What you need to do: In the records below, find each line containing the word "presente" and copy it.

Information given:
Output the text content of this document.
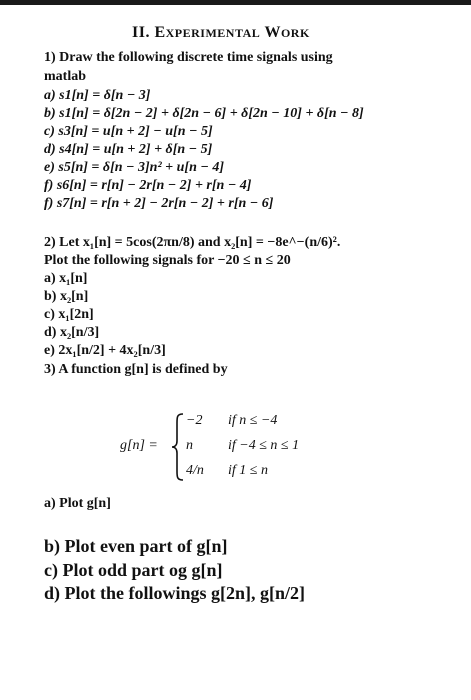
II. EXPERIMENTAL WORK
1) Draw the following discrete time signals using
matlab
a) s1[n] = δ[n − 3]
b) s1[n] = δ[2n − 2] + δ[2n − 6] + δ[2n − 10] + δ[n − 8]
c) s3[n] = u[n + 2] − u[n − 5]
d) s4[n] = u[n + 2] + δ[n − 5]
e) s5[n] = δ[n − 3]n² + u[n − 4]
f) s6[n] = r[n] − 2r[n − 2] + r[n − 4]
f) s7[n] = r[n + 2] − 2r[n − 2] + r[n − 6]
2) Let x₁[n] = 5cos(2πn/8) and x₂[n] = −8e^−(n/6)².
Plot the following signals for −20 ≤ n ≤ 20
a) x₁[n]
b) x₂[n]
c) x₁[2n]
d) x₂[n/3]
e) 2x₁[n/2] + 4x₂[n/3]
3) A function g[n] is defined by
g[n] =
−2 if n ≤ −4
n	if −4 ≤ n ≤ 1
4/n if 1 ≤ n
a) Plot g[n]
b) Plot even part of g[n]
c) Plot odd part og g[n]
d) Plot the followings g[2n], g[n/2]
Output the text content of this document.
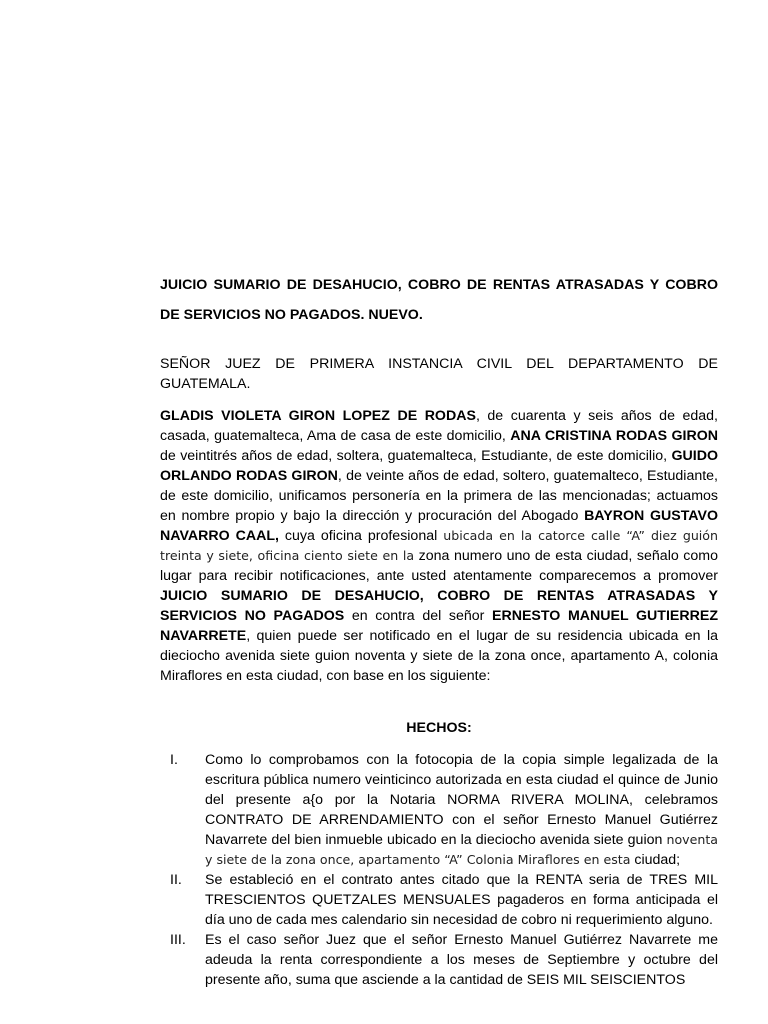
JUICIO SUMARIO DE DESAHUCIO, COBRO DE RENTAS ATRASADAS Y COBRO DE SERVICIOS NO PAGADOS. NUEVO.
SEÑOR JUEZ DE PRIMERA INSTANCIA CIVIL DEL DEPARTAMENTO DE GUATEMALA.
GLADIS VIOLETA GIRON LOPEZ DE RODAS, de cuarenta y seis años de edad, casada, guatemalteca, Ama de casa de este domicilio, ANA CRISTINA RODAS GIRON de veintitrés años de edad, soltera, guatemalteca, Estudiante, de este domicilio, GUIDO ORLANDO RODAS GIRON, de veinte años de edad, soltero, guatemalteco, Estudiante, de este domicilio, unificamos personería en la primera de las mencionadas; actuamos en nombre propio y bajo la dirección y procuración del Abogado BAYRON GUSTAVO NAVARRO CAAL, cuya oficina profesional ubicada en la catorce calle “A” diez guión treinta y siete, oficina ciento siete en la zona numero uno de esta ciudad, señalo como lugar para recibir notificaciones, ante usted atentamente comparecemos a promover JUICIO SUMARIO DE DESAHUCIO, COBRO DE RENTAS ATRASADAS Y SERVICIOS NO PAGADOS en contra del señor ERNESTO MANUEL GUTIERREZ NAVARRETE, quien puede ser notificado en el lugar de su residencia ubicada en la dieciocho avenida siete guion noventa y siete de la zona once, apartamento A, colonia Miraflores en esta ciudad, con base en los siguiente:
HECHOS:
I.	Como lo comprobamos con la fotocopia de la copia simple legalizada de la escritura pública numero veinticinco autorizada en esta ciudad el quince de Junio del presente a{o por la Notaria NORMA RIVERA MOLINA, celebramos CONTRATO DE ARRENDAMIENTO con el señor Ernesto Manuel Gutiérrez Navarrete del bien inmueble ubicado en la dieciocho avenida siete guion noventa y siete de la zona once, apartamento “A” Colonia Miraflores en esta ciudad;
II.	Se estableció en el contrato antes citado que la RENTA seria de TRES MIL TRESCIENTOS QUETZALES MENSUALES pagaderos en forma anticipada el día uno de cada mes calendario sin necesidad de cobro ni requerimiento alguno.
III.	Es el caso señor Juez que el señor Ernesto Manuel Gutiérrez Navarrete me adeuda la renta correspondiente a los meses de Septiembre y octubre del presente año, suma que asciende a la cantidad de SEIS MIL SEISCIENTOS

Written answer:
I.	Como lo comprobamos con la fotocopia de la copia simple legalizada de la escritura pública numero veinticinco autorizada en esta ciudad el quince de Junio del presente a{o por la Notaria NORMA RIVERA MOLINA, celebramos CONTRATO DE ARRENDAMIENTO con el señor Ernesto Manuel Gutiérrez Navarrete del bien inmueble ubicado en la dieciocho avenida siete guion noventa y siete de la zona once, apartamento “A” Colonia Miraflores en esta ciudad;
III.	Es el caso señor Juez que el señor Ernesto Manuel Gutiérrez Navarrete me adeuda la renta correspondiente a los meses de Septiembre y octubre del presente año, suma que asciende a la cantidad de SEIS MIL SEISCIENTOS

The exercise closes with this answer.